WHAT TO PRODUCE> Give back the full listing verbatim, apart from its images.

— begin DATA RECORDS —

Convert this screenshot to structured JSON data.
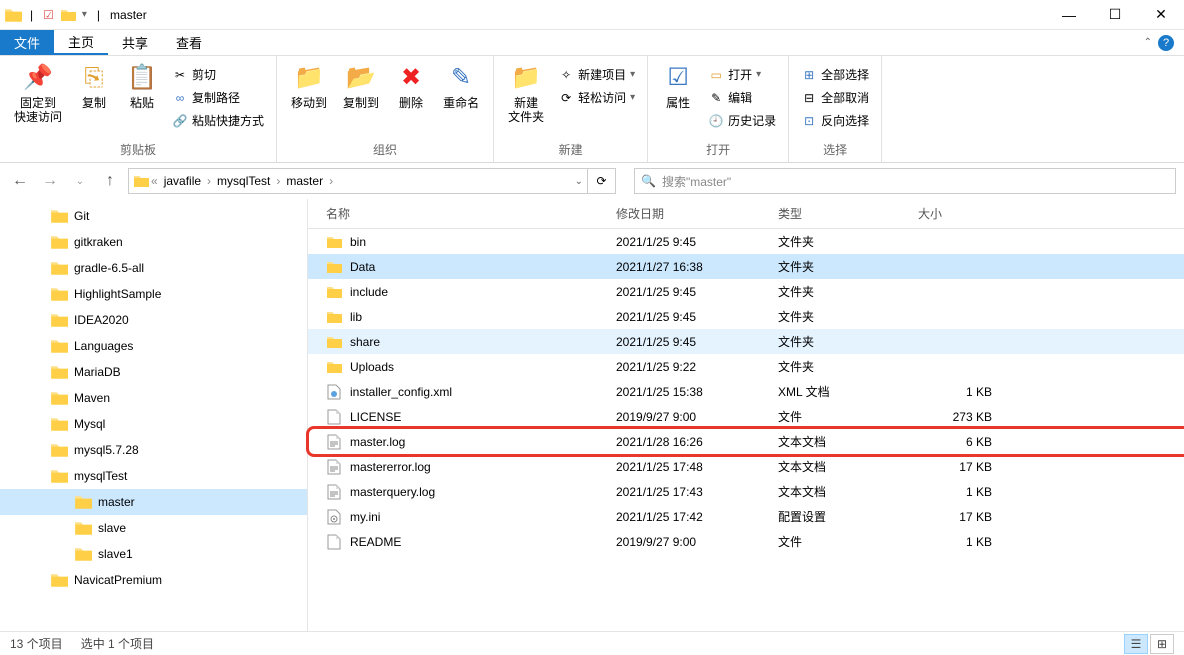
{
  "window": {
    "title": "master"
  },
  "menu": {
    "file": "文件",
    "home": "主页",
    "share": "共享",
    "view": "查看"
  },
  "ribbon": {
    "pin": "固定到\n快速访问",
    "copy": "复制",
    "paste": "粘贴",
    "cut": "剪切",
    "copypath": "复制路径",
    "pasteshortcut": "粘贴快捷方式",
    "g1": "剪贴板",
    "moveto": "移动到",
    "copyto": "复制到",
    "delete": "删除",
    "rename": "重命名",
    "g2": "组织",
    "newfolder": "新建\n文件夹",
    "newitem": "新建项目",
    "easyaccess": "轻松访问",
    "g3": "新建",
    "props": "属性",
    "open": "打开",
    "edit": "编辑",
    "history": "历史记录",
    "g4": "打开",
    "selectall": "全部选择",
    "selectnone": "全部取消",
    "invert": "反向选择",
    "g5": "选择"
  },
  "breadcrumb": {
    "p1": "javafile",
    "p2": "mysqlTest",
    "p3": "master"
  },
  "search_placeholder": "搜索\"master\"",
  "tree": [
    {
      "label": "Git"
    },
    {
      "label": "gitkraken"
    },
    {
      "label": "gradle-6.5-all"
    },
    {
      "label": "HighlightSample"
    },
    {
      "label": "IDEA2020"
    },
    {
      "label": "Languages"
    },
    {
      "label": "MariaDB"
    },
    {
      "label": "Maven"
    },
    {
      "label": "Mysql"
    },
    {
      "label": "mysql5.7.28"
    },
    {
      "label": "mysqlTest"
    },
    {
      "label": "master",
      "indent": true,
      "selected": true
    },
    {
      "label": "slave",
      "indent": true
    },
    {
      "label": "slave1",
      "indent": true
    },
    {
      "label": "NavicatPremium"
    }
  ],
  "columns": {
    "name": "名称",
    "date": "修改日期",
    "type": "类型",
    "size": "大小"
  },
  "files": [
    {
      "name": "bin",
      "date": "2021/1/25 9:45",
      "type": "文件夹",
      "size": "",
      "icon": "folder"
    },
    {
      "name": "Data",
      "date": "2021/1/27 16:38",
      "type": "文件夹",
      "size": "",
      "icon": "folder",
      "selected": true
    },
    {
      "name": "include",
      "date": "2021/1/25 9:45",
      "type": "文件夹",
      "size": "",
      "icon": "folder"
    },
    {
      "name": "lib",
      "date": "2021/1/25 9:45",
      "type": "文件夹",
      "size": "",
      "icon": "folder"
    },
    {
      "name": "share",
      "date": "2021/1/25 9:45",
      "type": "文件夹",
      "size": "",
      "icon": "folder",
      "highlighted": true
    },
    {
      "name": "Uploads",
      "date": "2021/1/25 9:22",
      "type": "文件夹",
      "size": "",
      "icon": "folder"
    },
    {
      "name": "installer_config.xml",
      "date": "2021/1/25 15:38",
      "type": "XML 文档",
      "size": "1 KB",
      "icon": "xml"
    },
    {
      "name": "LICENSE",
      "date": "2019/9/27 9:00",
      "type": "文件",
      "size": "273 KB",
      "icon": "file"
    },
    {
      "name": "master.log",
      "date": "2021/1/28 16:26",
      "type": "文本文档",
      "size": "6 KB",
      "icon": "txt",
      "boxed": true
    },
    {
      "name": "mastererror.log",
      "date": "2021/1/25 17:48",
      "type": "文本文档",
      "size": "17 KB",
      "icon": "txt"
    },
    {
      "name": "masterquery.log",
      "date": "2021/1/25 17:43",
      "type": "文本文档",
      "size": "1 KB",
      "icon": "txt"
    },
    {
      "name": "my.ini",
      "date": "2021/1/25 17:42",
      "type": "配置设置",
      "size": "17 KB",
      "icon": "ini"
    },
    {
      "name": "README",
      "date": "2019/9/27 9:00",
      "type": "文件",
      "size": "1 KB",
      "icon": "file"
    }
  ],
  "status": {
    "count": "13 个项目",
    "selected": "选中 1 个项目"
  }
}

— end DATA RECORDS —

RESPONSE>
Convert this screenshot to structured JSON data.
{
  "window": {
    "title": "master"
  },
  "menu": {
    "file": "文件",
    "home": "主页",
    "share": "共享",
    "view": "查看"
  },
  "ribbon": {
    "pin": "固定到\n快速访问",
    "copy": "复制",
    "paste": "粘贴",
    "cut": "剪切",
    "copypath": "复制路径",
    "pasteshortcut": "粘贴快捷方式",
    "g1": "剪贴板",
    "moveto": "移动到",
    "copyto": "复制到",
    "delete": "删除",
    "rename": "重命名",
    "g2": "组织",
    "newfolder": "新建\n文件夹",
    "newitem": "新建项目",
    "easyaccess": "轻松访问",
    "g3": "新建",
    "props": "属性",
    "open": "打开",
    "edit": "编辑",
    "history": "历史记录",
    "g4": "打开",
    "selectall": "全部选择",
    "selectnone": "全部取消",
    "invert": "反向选择",
    "g5": "选择"
  },
  "breadcrumb": {
    "p1": "javafile",
    "p2": "mysqlTest",
    "p3": "master"
  },
  "search_placeholder": "搜索\"master\"",
  "tree": [
    {
      "label": "Git"
    },
    {
      "label": "gitkraken"
    },
    {
      "label": "gradle-6.5-all"
    },
    {
      "label": "HighlightSample"
    },
    {
      "label": "IDEA2020"
    },
    {
      "label": "Languages"
    },
    {
      "label": "MariaDB"
    },
    {
      "label": "Maven"
    },
    {
      "label": "Mysql"
    },
    {
      "label": "mysql5.7.28"
    },
    {
      "label": "mysqlTest"
    },
    {
      "label": "master",
      "indent": true,
      "selected": true
    },
    {
      "label": "slave",
      "indent": true
    },
    {
      "label": "slave1",
      "indent": true
    },
    {
      "label": "NavicatPremium"
    }
  ],
  "columns": {
    "name": "名称",
    "date": "修改日期",
    "type": "类型",
    "size": "大小"
  },
  "files": [
    {
      "name": "bin",
      "date": "2021/1/25 9:45",
      "type": "文件夹",
      "size": "",
      "icon": "folder"
    },
    {
      "name": "Data",
      "date": "2021/1/27 16:38",
      "type": "文件夹",
      "size": "",
      "icon": "folder",
      "selected": true
    },
    {
      "name": "include",
      "date": "2021/1/25 9:45",
      "type": "文件夹",
      "size": "",
      "icon": "folder"
    },
    {
      "name": "lib",
      "date": "2021/1/25 9:45",
      "type": "文件夹",
      "size": "",
      "icon": "folder"
    },
    {
      "name": "share",
      "date": "2021/1/25 9:45",
      "type": "文件夹",
      "size": "",
      "icon": "folder",
      "highlighted": true
    },
    {
      "name": "Uploads",
      "date": "2021/1/25 9:22",
      "type": "文件夹",
      "size": "",
      "icon": "folder"
    },
    {
      "name": "installer_config.xml",
      "date": "2021/1/25 15:38",
      "type": "XML 文档",
      "size": "1 KB",
      "icon": "xml"
    },
    {
      "name": "LICENSE",
      "date": "2019/9/27 9:00",
      "type": "文件",
      "size": "273 KB",
      "icon": "file"
    },
    {
      "name": "master.log",
      "date": "2021/1/28 16:26",
      "type": "文本文档",
      "size": "6 KB",
      "icon": "txt",
      "boxed": true
    },
    {
      "name": "mastererror.log",
      "date": "2021/1/25 17:48",
      "type": "文本文档",
      "size": "17 KB",
      "icon": "txt"
    },
    {
      "name": "masterquery.log",
      "date": "2021/1/25 17:43",
      "type": "文本文档",
      "size": "1 KB",
      "icon": "txt"
    },
    {
      "name": "my.ini",
      "date": "2021/1/25 17:42",
      "type": "配置设置",
      "size": "17 KB",
      "icon": "ini"
    },
    {
      "name": "README",
      "date": "2019/9/27 9:00",
      "type": "文件",
      "size": "1 KB",
      "icon": "file"
    }
  ],
  "status": {
    "count": "13 个项目",
    "selected": "选中 1 个项目"
  }
}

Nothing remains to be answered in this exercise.